* WHAT IS EXPECTED
Locate each line below that includes "years" and reproduce it.
----- EXCERPTED RECORDS -----
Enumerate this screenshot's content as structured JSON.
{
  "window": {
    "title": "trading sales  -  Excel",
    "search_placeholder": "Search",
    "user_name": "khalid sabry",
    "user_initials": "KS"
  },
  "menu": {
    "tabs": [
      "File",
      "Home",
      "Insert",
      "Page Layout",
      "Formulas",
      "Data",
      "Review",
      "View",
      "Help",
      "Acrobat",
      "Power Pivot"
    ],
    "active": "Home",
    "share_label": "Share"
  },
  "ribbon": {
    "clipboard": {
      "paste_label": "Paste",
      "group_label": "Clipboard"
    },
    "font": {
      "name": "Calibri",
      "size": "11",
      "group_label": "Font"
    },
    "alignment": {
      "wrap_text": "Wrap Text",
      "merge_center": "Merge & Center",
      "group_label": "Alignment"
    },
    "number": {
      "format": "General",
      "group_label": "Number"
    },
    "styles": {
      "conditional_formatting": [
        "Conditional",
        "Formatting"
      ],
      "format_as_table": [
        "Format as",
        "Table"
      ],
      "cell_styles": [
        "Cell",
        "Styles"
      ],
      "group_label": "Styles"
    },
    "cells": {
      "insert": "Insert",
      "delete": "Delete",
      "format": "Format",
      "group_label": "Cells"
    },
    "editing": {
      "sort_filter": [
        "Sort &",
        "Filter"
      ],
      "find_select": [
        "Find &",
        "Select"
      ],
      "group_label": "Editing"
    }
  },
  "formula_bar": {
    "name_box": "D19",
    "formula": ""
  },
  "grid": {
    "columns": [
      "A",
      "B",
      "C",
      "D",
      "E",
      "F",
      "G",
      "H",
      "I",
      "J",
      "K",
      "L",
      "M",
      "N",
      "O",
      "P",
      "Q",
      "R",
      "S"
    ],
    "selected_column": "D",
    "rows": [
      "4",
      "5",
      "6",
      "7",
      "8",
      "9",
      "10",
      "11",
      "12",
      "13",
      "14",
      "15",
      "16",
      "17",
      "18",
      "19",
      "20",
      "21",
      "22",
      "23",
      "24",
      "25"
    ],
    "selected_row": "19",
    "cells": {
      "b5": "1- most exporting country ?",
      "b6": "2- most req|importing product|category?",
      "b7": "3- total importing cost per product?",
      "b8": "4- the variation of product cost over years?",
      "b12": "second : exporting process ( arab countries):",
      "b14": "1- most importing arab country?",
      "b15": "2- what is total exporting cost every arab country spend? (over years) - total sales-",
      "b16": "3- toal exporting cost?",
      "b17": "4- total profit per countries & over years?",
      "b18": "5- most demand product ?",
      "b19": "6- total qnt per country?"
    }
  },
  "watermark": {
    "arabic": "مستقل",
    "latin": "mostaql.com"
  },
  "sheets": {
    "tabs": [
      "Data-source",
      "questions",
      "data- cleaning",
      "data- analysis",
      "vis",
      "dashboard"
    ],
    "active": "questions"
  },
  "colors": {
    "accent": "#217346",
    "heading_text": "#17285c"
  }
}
-----
* RESULT FOR THIS EXERCISE
      "b8": "4- the variation of product cost over years?",
      "b15": "2- what is total exporting cost every arab country spend? (over years) - total sales-",
      "b17": "4- total profit per countries & over years?",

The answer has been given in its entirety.